------ DATA

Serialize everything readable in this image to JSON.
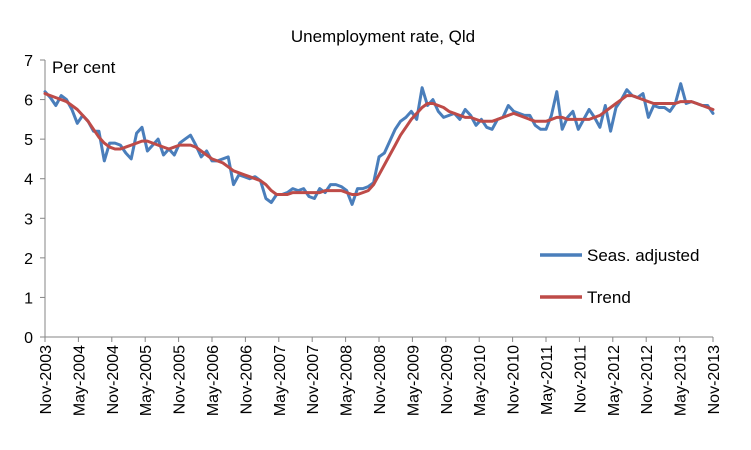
{
  "chart_data": {
    "type": "line",
    "title": "Unemployment rate, Qld",
    "unit_label": "Per cent",
    "xlabel": "",
    "ylabel": "",
    "ylim": [
      0,
      7
    ],
    "yticks": [
      0,
      1,
      2,
      3,
      4,
      5,
      6,
      7
    ],
    "x_tick_labels": [
      "Nov-2003",
      "May-2004",
      "Nov-2004",
      "May-2005",
      "Nov-2005",
      "May-2006",
      "Nov-2006",
      "May-2007",
      "Nov-2007",
      "May-2008",
      "Nov-2008",
      "May-2009",
      "Nov-2009",
      "May-2010",
      "Nov-2010",
      "May-2011",
      "Nov-2011",
      "May-2012",
      "Nov-2012",
      "May-2013",
      "Nov-2013"
    ],
    "x_start": "Nov-2003",
    "x_end": "Nov-2013",
    "grid": false,
    "legend_position": "right",
    "series": [
      {
        "name": "Seas. adjusted",
        "color": "#4a7ebb",
        "values": [
          6.2,
          6.05,
          5.85,
          6.1,
          6.0,
          5.75,
          5.4,
          5.6,
          5.45,
          5.2,
          5.2,
          4.45,
          4.9,
          4.9,
          4.85,
          4.65,
          4.5,
          5.15,
          5.3,
          4.7,
          4.85,
          5.0,
          4.6,
          4.75,
          4.6,
          4.9,
          5.0,
          5.1,
          4.85,
          4.55,
          4.7,
          4.45,
          4.45,
          4.5,
          4.55,
          3.85,
          4.1,
          4.05,
          4.0,
          4.05,
          3.95,
          3.5,
          3.4,
          3.6,
          3.6,
          3.65,
          3.75,
          3.7,
          3.75,
          3.55,
          3.5,
          3.75,
          3.65,
          3.85,
          3.85,
          3.8,
          3.7,
          3.35,
          3.75,
          3.75,
          3.8,
          3.9,
          4.55,
          4.65,
          4.95,
          5.25,
          5.45,
          5.55,
          5.7,
          5.5,
          6.3,
          5.85,
          6.0,
          5.7,
          5.55,
          5.6,
          5.65,
          5.5,
          5.75,
          5.6,
          5.35,
          5.5,
          5.3,
          5.25,
          5.5,
          5.55,
          5.85,
          5.7,
          5.65,
          5.6,
          5.6,
          5.35,
          5.25,
          5.25,
          5.6,
          6.2,
          5.25,
          5.55,
          5.7,
          5.25,
          5.5,
          5.75,
          5.55,
          5.3,
          5.85,
          5.2,
          5.8,
          6.0,
          6.25,
          6.1,
          6.05,
          6.15,
          5.55,
          5.85,
          5.8,
          5.8,
          5.7,
          5.9,
          6.4,
          5.9,
          5.95,
          5.9,
          5.85,
          5.85,
          5.65
        ]
      },
      {
        "name": "Trend",
        "color": "#be4b48",
        "values": [
          6.15,
          6.1,
          6.05,
          6.0,
          5.95,
          5.85,
          5.75,
          5.6,
          5.45,
          5.25,
          5.05,
          4.9,
          4.8,
          4.75,
          4.75,
          4.8,
          4.85,
          4.9,
          4.95,
          4.95,
          4.9,
          4.85,
          4.8,
          4.75,
          4.8,
          4.85,
          4.85,
          4.85,
          4.8,
          4.7,
          4.6,
          4.5,
          4.45,
          4.4,
          4.3,
          4.2,
          4.15,
          4.1,
          4.05,
          4.0,
          3.95,
          3.85,
          3.7,
          3.6,
          3.6,
          3.6,
          3.65,
          3.65,
          3.65,
          3.65,
          3.65,
          3.65,
          3.7,
          3.7,
          3.7,
          3.7,
          3.65,
          3.6,
          3.6,
          3.65,
          3.7,
          3.85,
          4.1,
          4.35,
          4.6,
          4.85,
          5.1,
          5.3,
          5.5,
          5.65,
          5.8,
          5.9,
          5.9,
          5.85,
          5.8,
          5.7,
          5.65,
          5.6,
          5.55,
          5.55,
          5.5,
          5.45,
          5.45,
          5.45,
          5.5,
          5.55,
          5.6,
          5.65,
          5.6,
          5.55,
          5.5,
          5.45,
          5.45,
          5.45,
          5.5,
          5.55,
          5.55,
          5.5,
          5.5,
          5.5,
          5.5,
          5.5,
          5.55,
          5.6,
          5.7,
          5.8,
          5.9,
          6.0,
          6.1,
          6.1,
          6.05,
          6.0,
          5.95,
          5.9,
          5.9,
          5.9,
          5.9,
          5.9,
          5.95,
          5.95,
          5.95,
          5.9,
          5.85,
          5.8,
          5.75
        ]
      }
    ]
  }
}
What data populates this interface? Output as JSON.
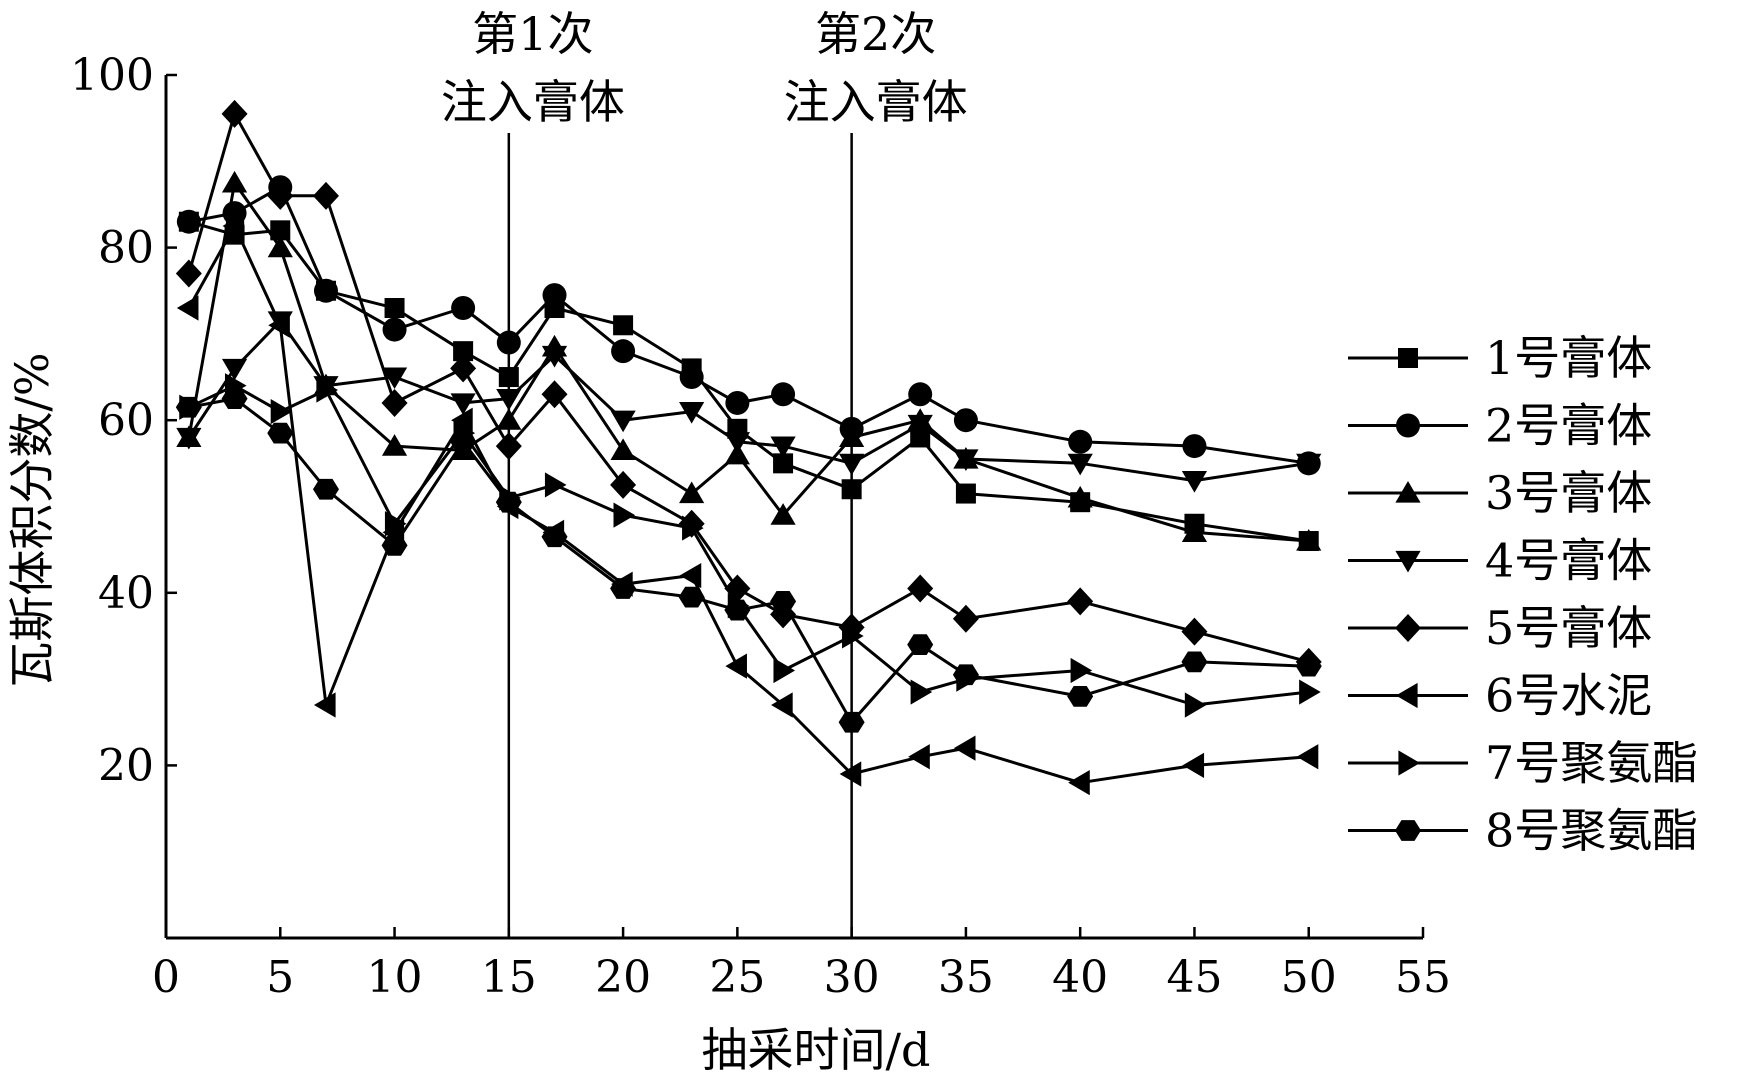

------------

Work out how many lines of the listing above include "JSON". Answer with the number and nothing more.

2